— start Excerpted records —
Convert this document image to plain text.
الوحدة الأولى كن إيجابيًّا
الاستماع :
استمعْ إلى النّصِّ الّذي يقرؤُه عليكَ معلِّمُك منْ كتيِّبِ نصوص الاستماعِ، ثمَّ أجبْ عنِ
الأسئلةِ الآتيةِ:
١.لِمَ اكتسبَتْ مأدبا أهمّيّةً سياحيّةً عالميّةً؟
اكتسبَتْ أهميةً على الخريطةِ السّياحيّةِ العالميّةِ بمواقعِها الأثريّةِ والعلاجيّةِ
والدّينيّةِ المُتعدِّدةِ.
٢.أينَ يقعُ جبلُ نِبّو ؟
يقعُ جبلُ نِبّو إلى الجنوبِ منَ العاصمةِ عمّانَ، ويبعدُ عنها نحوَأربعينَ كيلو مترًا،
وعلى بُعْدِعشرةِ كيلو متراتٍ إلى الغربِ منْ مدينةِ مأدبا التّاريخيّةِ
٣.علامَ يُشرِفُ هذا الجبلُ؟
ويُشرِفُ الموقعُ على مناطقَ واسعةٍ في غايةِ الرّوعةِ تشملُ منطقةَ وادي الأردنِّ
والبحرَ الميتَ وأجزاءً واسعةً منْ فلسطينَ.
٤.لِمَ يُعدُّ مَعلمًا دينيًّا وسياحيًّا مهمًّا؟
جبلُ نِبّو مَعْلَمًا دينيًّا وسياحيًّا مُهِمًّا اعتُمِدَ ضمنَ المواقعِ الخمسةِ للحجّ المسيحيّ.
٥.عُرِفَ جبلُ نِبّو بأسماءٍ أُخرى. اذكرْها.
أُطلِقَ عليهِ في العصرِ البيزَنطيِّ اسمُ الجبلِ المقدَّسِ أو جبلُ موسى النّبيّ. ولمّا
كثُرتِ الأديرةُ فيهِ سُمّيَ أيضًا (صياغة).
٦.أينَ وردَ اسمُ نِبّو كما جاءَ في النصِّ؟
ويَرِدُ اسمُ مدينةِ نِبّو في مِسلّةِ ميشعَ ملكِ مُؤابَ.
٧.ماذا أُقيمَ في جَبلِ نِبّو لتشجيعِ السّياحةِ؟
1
— end Excerpted records —
**Your objective:**
Output every entry shown above, exactly.

**Exercise answer:**
Convert this document image to plain text.
الوحدة الأولى كن إيجابيًّا
الاستماع :
استمعْ إلى النّصِّ الّذي يقرؤُه عليكَ معلِّمُك منْ كتيِّبِ نصوص الاستماعِ، ثمَّ أجبْ عنِ
الأسئلةِ الآتيةِ:
١.لِمَ اكتسبَتْ مأدبا أهمّيّةً سياحيّةً عالميّةً؟
اكتسبَتْ أهميةً على الخريطةِ السّياحيّةِ العالميّةِ بمواقعِها الأثريّةِ والعلاجيّةِ
والدّينيّةِ المُتعدِّدةِ.
٢.أينَ يقعُ جبلُ نِبّو ؟
يقعُ جبلُ نِبّو إلى الجنوبِ منَ العاصمةِ عمّانَ، ويبعدُ عنها نحوَأربعينَ كيلو مترًا،
وعلى بُعْدِعشرةِ كيلو متراتٍ إلى الغربِ منْ مدينةِ مأدبا التّاريخيّةِ
٣.علامَ يُشرِفُ هذا الجبلُ؟
ويُشرِفُ الموقعُ على مناطقَ واسعةٍ في غايةِ الرّوعةِ تشملُ منطقةَ وادي الأردنِّ
والبحرَ الميتَ وأجزاءً واسعةً منْ فلسطينَ.
٤.لِمَ يُعدُّ مَعلمًا دينيًّا وسياحيًّا مهمًّا؟
جبلُ نِبّو مَعْلَمًا دينيًّا وسياحيًّا مُهِمًّا اعتُمِدَ ضمنَ المواقعِ الخمسةِ للحجّ المسيحيّ.
٥.عُرِفَ جبلُ نِبّو بأسماءٍ أُخرى. اذكرْها.
أُطلِقَ عليهِ في العصرِ البيزَنطيِّ اسمُ الجبلِ المقدَّسِ أو جبلُ موسى النّبيّ. ولمّا
كثُرتِ الأديرةُ فيهِ سُمّيَ أيضًا (صياغة).
٦.أينَ وردَ اسمُ نِبّو كما جاءَ في النصِّ؟
ويَرِدُ اسمُ مدينةِ نِبّو في مِسلّةِ ميشعَ ملكِ مُؤابَ.
٧.ماذا أُقيمَ في جَبلِ نِبّو لتشجيعِ السّياحةِ؟
1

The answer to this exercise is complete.